| Objective |
From the entries below, extract every line that includes the word "Bill".

| Data entries |
## start

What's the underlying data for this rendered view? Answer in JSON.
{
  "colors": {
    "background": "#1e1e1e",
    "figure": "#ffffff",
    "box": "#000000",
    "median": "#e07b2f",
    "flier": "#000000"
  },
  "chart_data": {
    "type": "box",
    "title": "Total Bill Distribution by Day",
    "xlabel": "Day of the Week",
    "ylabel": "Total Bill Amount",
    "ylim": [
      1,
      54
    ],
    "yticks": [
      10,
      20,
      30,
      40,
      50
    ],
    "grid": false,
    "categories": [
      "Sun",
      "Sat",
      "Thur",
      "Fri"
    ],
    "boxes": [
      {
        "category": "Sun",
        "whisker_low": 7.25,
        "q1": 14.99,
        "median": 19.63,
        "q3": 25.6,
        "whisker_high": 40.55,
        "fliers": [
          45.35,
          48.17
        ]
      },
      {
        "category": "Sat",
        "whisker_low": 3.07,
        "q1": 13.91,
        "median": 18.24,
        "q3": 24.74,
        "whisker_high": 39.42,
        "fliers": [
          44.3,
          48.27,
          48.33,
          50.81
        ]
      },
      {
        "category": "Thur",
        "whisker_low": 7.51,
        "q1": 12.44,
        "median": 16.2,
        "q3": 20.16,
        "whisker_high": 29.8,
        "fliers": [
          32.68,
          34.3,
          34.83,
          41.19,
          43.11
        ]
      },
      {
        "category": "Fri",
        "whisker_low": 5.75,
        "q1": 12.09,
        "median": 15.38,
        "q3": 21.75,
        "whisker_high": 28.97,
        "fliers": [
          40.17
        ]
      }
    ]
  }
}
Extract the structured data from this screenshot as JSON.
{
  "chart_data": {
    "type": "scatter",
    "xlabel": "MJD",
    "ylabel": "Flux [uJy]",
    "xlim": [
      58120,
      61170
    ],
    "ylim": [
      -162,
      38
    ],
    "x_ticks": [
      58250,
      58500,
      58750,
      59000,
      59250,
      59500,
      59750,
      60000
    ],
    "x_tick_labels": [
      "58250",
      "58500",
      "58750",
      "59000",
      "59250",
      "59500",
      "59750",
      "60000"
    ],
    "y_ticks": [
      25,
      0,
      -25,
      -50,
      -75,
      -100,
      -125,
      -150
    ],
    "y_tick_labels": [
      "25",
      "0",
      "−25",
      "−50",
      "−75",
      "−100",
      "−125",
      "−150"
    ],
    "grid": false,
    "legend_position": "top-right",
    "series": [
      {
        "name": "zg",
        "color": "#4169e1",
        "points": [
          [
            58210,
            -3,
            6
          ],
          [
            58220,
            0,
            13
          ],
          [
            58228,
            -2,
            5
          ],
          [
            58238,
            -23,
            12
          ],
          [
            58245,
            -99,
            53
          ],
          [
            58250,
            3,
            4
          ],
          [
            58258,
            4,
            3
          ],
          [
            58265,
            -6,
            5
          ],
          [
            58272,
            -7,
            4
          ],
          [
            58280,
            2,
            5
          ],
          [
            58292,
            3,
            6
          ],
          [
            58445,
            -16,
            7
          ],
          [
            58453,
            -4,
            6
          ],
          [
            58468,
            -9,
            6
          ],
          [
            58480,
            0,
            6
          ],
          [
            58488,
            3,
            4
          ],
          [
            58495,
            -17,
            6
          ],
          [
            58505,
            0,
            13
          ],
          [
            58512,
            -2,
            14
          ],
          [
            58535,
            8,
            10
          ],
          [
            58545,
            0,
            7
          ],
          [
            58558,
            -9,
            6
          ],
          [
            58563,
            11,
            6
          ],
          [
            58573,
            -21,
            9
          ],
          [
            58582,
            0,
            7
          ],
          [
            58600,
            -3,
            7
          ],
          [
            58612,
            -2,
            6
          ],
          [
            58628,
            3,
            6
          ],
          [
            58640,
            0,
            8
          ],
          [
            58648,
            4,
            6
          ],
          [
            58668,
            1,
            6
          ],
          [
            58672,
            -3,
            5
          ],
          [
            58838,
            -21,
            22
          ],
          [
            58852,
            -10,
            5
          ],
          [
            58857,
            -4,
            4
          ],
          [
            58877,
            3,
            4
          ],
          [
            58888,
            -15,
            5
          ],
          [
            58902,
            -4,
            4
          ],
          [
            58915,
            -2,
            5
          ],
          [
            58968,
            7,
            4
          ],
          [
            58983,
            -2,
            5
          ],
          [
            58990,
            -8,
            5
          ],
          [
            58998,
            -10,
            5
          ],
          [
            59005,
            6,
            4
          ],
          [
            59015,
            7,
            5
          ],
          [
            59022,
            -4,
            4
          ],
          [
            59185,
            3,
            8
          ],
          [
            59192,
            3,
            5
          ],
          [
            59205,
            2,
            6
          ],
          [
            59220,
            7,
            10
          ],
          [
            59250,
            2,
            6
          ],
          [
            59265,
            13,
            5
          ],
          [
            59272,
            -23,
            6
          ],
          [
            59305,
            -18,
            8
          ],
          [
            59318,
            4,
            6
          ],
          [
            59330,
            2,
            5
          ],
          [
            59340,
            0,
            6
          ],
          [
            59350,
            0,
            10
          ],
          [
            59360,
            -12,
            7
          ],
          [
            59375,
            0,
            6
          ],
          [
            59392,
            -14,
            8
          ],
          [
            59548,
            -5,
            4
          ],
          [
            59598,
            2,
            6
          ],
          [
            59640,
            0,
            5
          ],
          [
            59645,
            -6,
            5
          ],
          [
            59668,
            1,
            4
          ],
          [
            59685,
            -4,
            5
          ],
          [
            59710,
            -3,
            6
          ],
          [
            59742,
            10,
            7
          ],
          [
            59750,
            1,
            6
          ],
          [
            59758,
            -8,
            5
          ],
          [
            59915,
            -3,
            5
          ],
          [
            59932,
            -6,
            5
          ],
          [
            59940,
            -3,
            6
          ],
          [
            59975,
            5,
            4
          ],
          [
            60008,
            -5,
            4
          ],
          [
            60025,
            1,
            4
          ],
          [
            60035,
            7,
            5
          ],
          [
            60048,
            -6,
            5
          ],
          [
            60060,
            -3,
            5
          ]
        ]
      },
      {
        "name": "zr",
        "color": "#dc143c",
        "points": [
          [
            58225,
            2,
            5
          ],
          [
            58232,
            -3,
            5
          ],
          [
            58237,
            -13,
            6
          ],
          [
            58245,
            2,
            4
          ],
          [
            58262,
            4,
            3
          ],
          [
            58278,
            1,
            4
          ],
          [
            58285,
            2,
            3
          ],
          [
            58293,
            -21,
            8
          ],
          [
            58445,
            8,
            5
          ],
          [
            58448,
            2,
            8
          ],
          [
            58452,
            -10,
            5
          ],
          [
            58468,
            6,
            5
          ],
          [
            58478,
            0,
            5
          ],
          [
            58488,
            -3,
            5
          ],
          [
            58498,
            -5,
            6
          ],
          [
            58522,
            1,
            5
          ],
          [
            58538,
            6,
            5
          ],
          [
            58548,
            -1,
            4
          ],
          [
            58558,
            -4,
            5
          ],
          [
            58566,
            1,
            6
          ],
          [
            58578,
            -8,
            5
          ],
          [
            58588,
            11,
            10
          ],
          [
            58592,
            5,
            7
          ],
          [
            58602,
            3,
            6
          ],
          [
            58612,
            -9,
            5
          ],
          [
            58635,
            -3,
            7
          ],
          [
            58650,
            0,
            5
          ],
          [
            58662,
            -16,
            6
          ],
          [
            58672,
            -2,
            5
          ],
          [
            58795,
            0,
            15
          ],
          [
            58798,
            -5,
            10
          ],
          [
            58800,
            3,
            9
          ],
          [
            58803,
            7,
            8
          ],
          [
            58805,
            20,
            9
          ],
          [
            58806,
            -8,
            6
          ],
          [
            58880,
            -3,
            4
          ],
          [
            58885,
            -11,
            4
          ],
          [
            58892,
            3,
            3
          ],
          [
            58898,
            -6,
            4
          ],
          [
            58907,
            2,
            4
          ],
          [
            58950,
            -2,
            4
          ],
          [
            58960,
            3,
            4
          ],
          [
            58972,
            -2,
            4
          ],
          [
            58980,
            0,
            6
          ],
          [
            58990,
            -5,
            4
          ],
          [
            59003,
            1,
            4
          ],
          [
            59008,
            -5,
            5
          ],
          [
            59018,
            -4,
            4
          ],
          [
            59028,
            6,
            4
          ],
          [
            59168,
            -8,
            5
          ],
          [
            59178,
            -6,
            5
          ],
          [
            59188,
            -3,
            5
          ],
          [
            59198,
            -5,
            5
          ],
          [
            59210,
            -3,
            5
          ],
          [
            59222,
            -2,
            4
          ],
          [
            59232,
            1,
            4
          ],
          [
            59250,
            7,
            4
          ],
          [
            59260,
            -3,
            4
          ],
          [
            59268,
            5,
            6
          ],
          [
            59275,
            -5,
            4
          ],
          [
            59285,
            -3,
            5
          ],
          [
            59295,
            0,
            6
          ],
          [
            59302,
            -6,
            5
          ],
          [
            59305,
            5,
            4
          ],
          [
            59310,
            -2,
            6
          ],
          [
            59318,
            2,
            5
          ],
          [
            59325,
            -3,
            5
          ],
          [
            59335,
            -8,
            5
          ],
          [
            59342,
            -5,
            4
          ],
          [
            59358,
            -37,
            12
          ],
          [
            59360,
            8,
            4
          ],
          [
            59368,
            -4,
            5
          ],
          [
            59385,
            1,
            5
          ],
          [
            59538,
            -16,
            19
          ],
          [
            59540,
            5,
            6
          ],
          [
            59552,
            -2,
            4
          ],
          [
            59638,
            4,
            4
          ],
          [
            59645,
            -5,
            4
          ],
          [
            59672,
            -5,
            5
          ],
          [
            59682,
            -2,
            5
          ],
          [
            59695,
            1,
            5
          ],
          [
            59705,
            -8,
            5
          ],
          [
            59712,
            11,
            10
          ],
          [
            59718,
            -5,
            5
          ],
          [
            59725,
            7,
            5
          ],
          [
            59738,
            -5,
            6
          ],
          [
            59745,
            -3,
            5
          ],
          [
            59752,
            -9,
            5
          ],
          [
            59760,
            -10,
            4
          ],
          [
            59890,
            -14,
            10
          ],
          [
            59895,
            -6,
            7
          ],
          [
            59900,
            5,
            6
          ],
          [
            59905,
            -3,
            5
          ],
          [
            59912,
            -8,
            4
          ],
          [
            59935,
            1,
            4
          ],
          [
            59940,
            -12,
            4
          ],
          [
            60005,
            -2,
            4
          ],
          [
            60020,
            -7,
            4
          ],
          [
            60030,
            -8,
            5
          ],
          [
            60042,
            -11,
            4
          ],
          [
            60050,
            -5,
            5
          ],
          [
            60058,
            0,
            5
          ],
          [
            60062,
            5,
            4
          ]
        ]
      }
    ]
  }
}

## end

| Answer below |
    "title": "Total Bill Distribution by Day",
    "ylabel": "Total Bill Amount",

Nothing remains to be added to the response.